# Saved entries
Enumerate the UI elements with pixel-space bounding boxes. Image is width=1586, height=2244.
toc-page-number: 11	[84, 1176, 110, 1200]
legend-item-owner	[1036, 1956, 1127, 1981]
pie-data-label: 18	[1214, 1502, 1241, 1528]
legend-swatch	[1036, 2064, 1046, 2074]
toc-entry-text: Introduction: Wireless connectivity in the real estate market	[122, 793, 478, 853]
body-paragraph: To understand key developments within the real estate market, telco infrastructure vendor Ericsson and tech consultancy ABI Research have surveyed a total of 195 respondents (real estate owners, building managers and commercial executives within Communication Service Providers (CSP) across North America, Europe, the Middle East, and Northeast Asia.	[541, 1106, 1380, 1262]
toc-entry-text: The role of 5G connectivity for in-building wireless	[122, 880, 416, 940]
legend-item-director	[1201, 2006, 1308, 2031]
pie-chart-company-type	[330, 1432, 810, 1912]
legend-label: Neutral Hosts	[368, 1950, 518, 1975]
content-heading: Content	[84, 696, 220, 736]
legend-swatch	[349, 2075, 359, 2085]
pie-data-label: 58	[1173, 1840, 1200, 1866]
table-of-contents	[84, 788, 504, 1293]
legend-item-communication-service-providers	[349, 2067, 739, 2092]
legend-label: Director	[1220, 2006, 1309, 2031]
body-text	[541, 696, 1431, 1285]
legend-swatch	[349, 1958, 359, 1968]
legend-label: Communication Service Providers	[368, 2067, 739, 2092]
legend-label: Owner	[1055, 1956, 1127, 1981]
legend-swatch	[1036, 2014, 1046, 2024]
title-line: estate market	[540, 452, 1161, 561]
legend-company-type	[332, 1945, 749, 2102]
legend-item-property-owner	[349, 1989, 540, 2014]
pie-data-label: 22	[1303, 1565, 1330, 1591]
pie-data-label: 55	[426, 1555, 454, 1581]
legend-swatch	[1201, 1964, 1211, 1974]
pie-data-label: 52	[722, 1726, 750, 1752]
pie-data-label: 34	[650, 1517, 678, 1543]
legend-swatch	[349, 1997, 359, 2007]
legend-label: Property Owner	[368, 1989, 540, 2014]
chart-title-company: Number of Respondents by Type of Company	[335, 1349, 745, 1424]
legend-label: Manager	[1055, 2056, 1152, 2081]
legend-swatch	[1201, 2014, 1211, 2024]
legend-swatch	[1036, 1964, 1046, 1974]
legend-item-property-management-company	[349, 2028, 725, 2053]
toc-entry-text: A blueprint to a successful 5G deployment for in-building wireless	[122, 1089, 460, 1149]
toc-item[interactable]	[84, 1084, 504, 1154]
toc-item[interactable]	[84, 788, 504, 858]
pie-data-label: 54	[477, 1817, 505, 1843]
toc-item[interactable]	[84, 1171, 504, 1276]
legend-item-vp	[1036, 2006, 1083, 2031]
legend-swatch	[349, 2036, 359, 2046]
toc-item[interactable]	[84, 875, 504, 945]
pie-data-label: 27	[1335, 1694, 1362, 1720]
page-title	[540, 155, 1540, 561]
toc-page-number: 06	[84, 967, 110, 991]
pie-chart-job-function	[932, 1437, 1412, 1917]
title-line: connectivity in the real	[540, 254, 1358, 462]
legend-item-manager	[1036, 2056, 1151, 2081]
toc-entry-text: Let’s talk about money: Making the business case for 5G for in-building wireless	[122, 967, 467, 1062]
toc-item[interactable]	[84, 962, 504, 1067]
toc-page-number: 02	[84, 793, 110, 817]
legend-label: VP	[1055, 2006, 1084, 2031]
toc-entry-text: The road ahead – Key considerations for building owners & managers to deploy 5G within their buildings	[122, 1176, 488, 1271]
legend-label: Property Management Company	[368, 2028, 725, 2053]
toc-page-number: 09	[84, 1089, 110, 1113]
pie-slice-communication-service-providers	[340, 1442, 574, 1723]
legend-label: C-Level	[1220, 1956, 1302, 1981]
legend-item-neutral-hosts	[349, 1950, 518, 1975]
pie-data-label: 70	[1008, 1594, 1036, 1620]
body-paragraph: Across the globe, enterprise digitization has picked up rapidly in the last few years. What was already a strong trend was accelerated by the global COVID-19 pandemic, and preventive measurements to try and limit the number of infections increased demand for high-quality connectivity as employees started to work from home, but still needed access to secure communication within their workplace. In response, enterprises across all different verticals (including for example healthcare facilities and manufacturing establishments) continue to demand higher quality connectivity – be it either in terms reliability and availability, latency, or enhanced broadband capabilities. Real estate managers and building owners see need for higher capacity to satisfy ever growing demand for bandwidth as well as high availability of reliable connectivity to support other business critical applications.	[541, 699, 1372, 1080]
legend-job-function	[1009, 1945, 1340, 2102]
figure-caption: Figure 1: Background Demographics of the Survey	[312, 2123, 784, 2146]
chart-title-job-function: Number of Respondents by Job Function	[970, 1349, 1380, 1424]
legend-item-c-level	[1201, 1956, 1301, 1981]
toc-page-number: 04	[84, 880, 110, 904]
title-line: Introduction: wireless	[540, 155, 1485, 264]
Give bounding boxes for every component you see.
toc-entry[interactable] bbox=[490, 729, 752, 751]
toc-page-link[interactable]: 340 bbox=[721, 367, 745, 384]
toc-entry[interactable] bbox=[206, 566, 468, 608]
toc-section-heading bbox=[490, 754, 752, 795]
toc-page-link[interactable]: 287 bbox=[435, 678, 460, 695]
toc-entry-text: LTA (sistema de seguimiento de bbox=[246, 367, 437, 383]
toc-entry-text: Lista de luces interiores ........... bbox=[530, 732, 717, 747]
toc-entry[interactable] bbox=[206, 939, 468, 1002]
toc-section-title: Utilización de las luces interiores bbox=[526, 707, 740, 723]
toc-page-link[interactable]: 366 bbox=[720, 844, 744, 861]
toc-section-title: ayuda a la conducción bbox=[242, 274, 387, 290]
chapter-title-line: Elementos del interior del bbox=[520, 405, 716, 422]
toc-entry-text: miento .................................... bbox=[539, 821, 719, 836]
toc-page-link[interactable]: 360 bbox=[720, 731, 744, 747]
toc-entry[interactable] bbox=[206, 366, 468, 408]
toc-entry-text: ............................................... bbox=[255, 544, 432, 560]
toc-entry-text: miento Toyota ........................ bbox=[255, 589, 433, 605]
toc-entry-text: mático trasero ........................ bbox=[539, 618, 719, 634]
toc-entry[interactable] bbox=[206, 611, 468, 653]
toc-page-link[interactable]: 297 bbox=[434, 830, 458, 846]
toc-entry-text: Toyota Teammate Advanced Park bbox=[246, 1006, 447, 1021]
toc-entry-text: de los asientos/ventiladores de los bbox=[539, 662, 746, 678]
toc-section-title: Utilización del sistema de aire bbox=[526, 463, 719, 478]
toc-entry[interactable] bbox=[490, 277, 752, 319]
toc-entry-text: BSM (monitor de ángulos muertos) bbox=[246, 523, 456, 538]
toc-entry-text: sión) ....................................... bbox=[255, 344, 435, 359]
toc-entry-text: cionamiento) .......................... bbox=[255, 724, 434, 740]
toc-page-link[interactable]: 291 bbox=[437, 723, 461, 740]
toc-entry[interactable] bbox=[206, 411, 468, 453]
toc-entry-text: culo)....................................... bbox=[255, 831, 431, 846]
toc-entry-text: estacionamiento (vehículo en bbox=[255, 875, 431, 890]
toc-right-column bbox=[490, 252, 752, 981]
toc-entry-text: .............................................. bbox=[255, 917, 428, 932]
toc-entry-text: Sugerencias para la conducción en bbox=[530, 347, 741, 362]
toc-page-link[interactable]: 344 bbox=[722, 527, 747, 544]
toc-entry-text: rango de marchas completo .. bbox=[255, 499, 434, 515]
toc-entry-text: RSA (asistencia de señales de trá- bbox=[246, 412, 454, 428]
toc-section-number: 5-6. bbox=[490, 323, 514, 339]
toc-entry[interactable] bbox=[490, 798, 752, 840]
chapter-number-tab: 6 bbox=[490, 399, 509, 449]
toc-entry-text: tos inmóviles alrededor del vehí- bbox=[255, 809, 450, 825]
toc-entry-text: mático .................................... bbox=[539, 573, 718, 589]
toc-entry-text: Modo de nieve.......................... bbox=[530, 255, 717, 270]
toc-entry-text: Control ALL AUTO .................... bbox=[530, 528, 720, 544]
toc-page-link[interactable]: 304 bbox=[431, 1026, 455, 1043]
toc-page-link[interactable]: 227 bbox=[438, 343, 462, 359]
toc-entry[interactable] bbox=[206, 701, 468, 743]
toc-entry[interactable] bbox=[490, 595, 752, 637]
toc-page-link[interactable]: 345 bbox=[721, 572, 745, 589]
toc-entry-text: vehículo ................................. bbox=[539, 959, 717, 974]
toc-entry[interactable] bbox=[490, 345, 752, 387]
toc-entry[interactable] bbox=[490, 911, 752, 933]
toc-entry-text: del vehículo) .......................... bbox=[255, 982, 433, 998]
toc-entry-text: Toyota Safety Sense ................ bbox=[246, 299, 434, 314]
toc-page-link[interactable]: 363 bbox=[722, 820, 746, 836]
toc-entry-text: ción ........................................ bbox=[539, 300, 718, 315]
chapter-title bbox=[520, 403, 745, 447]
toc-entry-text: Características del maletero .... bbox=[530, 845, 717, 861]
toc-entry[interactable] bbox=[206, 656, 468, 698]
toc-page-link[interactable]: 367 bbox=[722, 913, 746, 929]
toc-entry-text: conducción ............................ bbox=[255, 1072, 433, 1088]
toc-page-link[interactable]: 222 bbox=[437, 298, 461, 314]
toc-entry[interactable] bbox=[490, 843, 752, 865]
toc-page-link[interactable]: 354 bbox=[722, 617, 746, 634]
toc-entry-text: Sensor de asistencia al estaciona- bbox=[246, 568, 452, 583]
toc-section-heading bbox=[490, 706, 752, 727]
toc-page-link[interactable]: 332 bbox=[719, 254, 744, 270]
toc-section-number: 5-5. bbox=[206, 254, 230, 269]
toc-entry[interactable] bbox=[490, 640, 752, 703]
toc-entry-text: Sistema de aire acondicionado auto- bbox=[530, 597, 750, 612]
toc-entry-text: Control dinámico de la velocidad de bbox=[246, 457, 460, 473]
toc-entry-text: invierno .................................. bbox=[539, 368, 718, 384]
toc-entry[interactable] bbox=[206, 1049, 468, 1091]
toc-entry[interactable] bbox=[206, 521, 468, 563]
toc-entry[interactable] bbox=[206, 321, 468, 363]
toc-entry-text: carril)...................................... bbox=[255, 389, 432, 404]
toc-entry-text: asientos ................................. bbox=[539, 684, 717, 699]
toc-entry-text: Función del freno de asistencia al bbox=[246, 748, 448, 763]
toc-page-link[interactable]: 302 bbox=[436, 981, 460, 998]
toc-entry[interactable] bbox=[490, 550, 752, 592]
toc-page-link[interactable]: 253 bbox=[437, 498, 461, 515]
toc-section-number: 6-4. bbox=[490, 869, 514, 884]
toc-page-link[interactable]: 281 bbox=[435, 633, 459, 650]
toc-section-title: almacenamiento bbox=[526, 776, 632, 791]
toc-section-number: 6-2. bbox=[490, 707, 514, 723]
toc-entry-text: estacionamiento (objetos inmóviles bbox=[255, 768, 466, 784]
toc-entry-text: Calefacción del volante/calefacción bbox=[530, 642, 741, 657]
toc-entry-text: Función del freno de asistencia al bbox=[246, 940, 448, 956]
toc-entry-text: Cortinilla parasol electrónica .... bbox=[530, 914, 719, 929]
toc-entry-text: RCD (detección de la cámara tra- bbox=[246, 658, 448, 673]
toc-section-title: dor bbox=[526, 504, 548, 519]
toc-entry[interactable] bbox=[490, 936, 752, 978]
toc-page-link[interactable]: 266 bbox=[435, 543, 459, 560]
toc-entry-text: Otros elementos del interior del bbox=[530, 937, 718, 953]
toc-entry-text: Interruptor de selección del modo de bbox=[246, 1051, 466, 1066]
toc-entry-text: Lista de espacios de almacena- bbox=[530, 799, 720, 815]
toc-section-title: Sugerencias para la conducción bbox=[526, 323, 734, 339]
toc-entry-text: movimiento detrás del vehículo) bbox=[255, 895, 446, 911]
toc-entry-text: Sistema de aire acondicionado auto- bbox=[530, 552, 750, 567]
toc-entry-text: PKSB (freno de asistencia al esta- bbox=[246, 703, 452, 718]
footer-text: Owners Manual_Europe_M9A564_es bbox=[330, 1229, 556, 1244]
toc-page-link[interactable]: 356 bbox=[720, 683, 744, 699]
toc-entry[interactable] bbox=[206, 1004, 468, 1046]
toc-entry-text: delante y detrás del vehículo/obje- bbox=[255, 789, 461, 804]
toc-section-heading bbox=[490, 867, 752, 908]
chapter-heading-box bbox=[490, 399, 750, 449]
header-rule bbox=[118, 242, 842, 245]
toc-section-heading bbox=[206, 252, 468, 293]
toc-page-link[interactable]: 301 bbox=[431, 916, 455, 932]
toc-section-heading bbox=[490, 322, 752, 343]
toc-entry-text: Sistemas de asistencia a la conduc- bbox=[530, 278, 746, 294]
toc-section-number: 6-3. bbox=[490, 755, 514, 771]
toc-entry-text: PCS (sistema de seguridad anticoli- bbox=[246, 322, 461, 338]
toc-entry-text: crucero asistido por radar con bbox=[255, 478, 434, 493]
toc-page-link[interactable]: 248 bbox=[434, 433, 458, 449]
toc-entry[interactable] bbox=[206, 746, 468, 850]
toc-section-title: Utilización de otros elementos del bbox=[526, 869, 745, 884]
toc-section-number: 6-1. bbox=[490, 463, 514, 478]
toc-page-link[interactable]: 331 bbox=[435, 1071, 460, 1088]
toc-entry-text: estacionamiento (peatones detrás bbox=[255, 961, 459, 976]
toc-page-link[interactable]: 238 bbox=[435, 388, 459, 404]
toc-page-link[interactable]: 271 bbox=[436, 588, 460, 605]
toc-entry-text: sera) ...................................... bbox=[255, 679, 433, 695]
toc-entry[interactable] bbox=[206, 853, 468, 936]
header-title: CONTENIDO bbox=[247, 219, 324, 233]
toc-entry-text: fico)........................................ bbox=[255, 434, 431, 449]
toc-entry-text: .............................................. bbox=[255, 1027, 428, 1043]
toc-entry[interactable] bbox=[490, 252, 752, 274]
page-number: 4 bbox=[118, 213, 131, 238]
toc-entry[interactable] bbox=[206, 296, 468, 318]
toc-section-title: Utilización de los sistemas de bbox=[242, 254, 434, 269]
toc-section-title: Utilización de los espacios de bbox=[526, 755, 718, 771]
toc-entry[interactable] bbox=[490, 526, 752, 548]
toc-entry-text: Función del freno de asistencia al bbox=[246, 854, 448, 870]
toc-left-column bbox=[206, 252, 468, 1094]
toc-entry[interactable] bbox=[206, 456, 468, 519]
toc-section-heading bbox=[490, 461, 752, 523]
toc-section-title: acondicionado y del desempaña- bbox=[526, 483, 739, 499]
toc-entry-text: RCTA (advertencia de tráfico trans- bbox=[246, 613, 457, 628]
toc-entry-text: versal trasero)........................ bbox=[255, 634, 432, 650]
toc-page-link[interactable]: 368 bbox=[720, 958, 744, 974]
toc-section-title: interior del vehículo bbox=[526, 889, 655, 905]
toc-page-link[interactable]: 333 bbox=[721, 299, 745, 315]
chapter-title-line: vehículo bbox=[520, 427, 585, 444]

# Stated task
List each line in the listing above that contains the string "boxes".

# Answer
Enumerate the UI elements with pixel-space bounding boxes. Image is width=1586, height=2244.
Give bounding boxes for every component you see.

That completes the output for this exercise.